>> START
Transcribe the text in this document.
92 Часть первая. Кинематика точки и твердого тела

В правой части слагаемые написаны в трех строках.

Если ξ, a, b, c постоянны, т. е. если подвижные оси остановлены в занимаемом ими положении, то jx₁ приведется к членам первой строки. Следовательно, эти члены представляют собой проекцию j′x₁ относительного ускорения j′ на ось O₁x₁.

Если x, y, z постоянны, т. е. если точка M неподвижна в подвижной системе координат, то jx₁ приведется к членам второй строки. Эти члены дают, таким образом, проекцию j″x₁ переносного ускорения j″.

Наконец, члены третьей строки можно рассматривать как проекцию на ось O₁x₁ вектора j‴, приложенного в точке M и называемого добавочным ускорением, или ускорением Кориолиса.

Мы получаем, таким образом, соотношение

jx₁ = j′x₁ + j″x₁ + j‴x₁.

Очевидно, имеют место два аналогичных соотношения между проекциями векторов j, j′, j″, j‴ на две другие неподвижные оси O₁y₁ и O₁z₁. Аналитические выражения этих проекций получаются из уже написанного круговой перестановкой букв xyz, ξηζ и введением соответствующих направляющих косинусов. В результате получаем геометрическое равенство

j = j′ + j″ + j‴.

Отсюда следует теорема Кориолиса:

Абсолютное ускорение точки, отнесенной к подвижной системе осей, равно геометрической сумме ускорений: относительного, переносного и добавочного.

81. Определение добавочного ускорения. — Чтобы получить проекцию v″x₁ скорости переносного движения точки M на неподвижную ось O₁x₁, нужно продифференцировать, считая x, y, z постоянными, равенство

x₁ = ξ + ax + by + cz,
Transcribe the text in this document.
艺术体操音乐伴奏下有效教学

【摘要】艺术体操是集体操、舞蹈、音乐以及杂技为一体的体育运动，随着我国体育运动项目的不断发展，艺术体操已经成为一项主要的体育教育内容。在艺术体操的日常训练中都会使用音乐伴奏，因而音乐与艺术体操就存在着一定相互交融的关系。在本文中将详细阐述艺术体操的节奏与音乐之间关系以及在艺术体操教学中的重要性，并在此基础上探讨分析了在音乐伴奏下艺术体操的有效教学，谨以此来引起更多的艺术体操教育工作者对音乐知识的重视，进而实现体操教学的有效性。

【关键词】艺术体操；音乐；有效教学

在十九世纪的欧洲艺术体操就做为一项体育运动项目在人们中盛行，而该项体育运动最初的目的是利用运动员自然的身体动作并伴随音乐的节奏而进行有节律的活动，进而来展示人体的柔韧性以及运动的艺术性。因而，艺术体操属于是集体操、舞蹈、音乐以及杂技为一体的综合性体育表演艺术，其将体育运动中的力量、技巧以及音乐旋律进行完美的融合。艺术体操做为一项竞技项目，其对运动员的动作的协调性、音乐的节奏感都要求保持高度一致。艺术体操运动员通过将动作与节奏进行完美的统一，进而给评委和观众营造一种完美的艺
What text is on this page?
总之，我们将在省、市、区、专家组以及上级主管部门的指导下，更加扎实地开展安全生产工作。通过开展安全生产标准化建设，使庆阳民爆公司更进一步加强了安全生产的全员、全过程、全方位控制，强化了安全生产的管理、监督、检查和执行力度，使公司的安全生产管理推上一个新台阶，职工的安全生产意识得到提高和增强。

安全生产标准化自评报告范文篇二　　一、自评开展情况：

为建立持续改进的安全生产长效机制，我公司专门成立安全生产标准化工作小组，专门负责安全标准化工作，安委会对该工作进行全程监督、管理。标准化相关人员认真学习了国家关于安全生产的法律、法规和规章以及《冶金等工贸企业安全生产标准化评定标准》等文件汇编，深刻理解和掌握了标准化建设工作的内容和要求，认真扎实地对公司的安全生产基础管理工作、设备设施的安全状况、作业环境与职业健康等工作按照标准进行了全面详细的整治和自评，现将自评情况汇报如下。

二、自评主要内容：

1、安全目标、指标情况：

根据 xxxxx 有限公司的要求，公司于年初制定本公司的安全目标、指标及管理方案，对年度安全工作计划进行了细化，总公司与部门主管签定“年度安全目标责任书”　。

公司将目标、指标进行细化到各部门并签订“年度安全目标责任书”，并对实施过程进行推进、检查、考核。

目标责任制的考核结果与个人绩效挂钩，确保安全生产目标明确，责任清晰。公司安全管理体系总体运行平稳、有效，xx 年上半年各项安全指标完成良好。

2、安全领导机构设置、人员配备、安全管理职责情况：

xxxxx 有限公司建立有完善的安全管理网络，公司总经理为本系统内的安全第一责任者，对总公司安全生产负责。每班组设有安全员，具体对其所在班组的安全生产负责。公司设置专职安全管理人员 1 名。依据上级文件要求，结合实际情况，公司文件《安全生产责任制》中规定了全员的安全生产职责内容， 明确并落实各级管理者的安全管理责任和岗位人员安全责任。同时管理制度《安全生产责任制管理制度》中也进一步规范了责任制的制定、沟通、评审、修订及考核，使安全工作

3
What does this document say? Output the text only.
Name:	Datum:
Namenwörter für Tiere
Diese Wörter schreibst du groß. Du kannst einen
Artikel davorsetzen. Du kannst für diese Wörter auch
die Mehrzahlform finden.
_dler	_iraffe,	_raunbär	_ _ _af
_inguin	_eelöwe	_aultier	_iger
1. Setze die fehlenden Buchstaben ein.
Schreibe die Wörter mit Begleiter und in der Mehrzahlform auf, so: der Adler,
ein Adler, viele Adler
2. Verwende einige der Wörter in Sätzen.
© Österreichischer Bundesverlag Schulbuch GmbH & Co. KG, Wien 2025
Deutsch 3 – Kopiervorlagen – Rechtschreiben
>> END
Repeat the records above exactly, from the first line to the last.

Transcribe the text in this document.
92 Часть первая. Кинематика точки и твердого тела

В правой части слагаемые написаны в трех строках.

Если ξ, a, b, c постоянны, т. е. если подвижные оси остановлены в занимаемом ими положении, то jx₁ приведется к членам первой строки. Следовательно, эти члены представляют собой проекцию j′x₁ относительного ускорения j′ на ось O₁x₁.

Если x, y, z постоянны, т. е. если точка M неподвижна в подвижной системе координат, то jx₁ приведется к членам второй строки. Эти члены дают, таким образом, проекцию j″x₁ переносного ускорения j″.

Наконец, члены третьей строки можно рассматривать как проекцию на ось O₁x₁ вектора j‴, приложенного в точке M и называемого добавочным ускорением, или ускорением Кориолиса.

Мы получаем, таким образом, соотношение

jx₁ = j′x₁ + j″x₁ + j‴x₁.

Очевидно, имеют место два аналогичных соотношения между проекциями векторов j, j′, j″, j‴ на две другие неподвижные оси O₁y₁ и O₁z₁. Аналитические выражения этих проекций получаются из уже написанного круговой перестановкой букв xyz, ξηζ и введением соответствующих направляющих косинусов. В результате получаем геометрическое равенство

j = j′ + j″ + j‴.

Отсюда следует теорема Кориолиса:

Абсолютное ускорение точки, отнесенной к подвижной системе осей, равно геометрической сумме ускорений: относительного, переносного и добавочного.

81. Определение добавочного ускорения. — Чтобы получить проекцию v″x₁ скорости переносного движения точки M на неподвижную ось O₁x₁, нужно продифференцировать, считая x, y, z постоянными, равенство

x₁ = ξ + ax + by + cz,
Transcribe the text in this document.
艺术体操音乐伴奏下有效教学

【摘要】艺术体操是集体操、舞蹈、音乐以及杂技为一体的体育运动，随着我国体育运动项目的不断发展，艺术体操已经成为一项主要的体育教育内容。在艺术体操的日常训练中都会使用音乐伴奏，因而音乐与艺术体操就存在着一定相互交融的关系。在本文中将详细阐述艺术体操的节奏与音乐之间关系以及在艺术体操教学中的重要性，并在此基础上探讨分析了在音乐伴奏下艺术体操的有效教学，谨以此来引起更多的艺术体操教育工作者对音乐知识的重视，进而实现体操教学的有效性。

【关键词】艺术体操；音乐；有效教学

在十九世纪的欧洲艺术体操就做为一项体育运动项目在人们中盛行，而该项体育运动最初的目的是利用运动员自然的身体动作并伴随音乐的节奏而进行有节律的活动，进而来展示人体的柔韧性以及运动的艺术性。因而，艺术体操属于是集体操、舞蹈、音乐以及杂技为一体的综合性体育表演艺术，其将体育运动中的力量、技巧以及音乐旋律进行完美的融合。艺术体操做为一项竞技项目，其对运动员的动作的协调性、音乐的节奏感都要求保持高度一致。艺术体操运动员通过将动作与节奏进行完美的统一，进而给评委和观众营造一种完美的艺
What text is on this page?
总之，我们将在省、市、区、专家组以及上级主管部门的指导下，更加扎实地开展安全生产工作。通过开展安全生产标准化建设，使庆阳民爆公司更进一步加强了安全生产的全员、全过程、全方位控制，强化了安全生产的管理、监督、检查和执行力度，使公司的安全生产管理推上一个新台阶，职工的安全生产意识得到提高和增强。

安全生产标准化自评报告范文篇二　　一、自评开展情况：

为建立持续改进的安全生产长效机制，我公司专门成立安全生产标准化工作小组，专门负责安全标准化工作，安委会对该工作进行全程监督、管理。标准化相关人员认真学习了国家关于安全生产的法律、法规和规章以及《冶金等工贸企业安全生产标准化评定标准》等文件汇编，深刻理解和掌握了标准化建设工作的内容和要求，认真扎实地对公司的安全生产基础管理工作、设备设施的安全状况、作业环境与职业健康等工作按照标准进行了全面详细的整治和自评，现将自评情况汇报如下。

二、自评主要内容：

1、安全目标、指标情况：

根据 xxxxx 有限公司的要求，公司于年初制定本公司的安全目标、指标及管理方案，对年度安全工作计划进行了细化，总公司与部门主管签定“年度安全目标责任书”　。

公司将目标、指标进行细化到各部门并签订“年度安全目标责任书”，并对实施过程进行推进、检查、考核。

目标责任制的考核结果与个人绩效挂钩，确保安全生产目标明确，责任清晰。公司安全管理体系总体运行平稳、有效，xx 年上半年各项安全指标完成良好。

2、安全领导机构设置、人员配备、安全管理职责情况：

xxxxx 有限公司建立有完善的安全管理网络，公司总经理为本系统内的安全第一责任者，对总公司安全生产负责。每班组设有安全员，具体对其所在班组的安全生产负责。公司设置专职安全管理人员 1 名。依据上级文件要求，结合实际情况，公司文件《安全生产责任制》中规定了全员的安全生产职责内容， 明确并落实各级管理者的安全管理责任和岗位人员安全责任。同时管理制度《安全生产责任制管理制度》中也进一步规范了责任制的制定、沟通、评审、修订及考核，使安全工作

3
What does this document say? Output the text only.
Name:	Datum:
Namenwörter für Tiere
Diese Wörter schreibst du groß. Du kannst einen
Artikel davorsetzen. Du kannst für diese Wörter auch
die Mehrzahlform finden.
_dler	_iraffe,	_raunbär	_ _ _af
_inguin	_eelöwe	_aultier	_iger
1. Setze die fehlenden Buchstaben ein.
Schreibe die Wörter mit Begleiter und in der Mehrzahlform auf, so: der Adler,
ein Adler, viele Adler
2. Verwende einige der Wörter in Sätzen.
© Österreichischer Bundesverlag Schulbuch GmbH & Co. KG, Wien 2025
Deutsch 3 – Kopiervorlagen – Rechtschreiben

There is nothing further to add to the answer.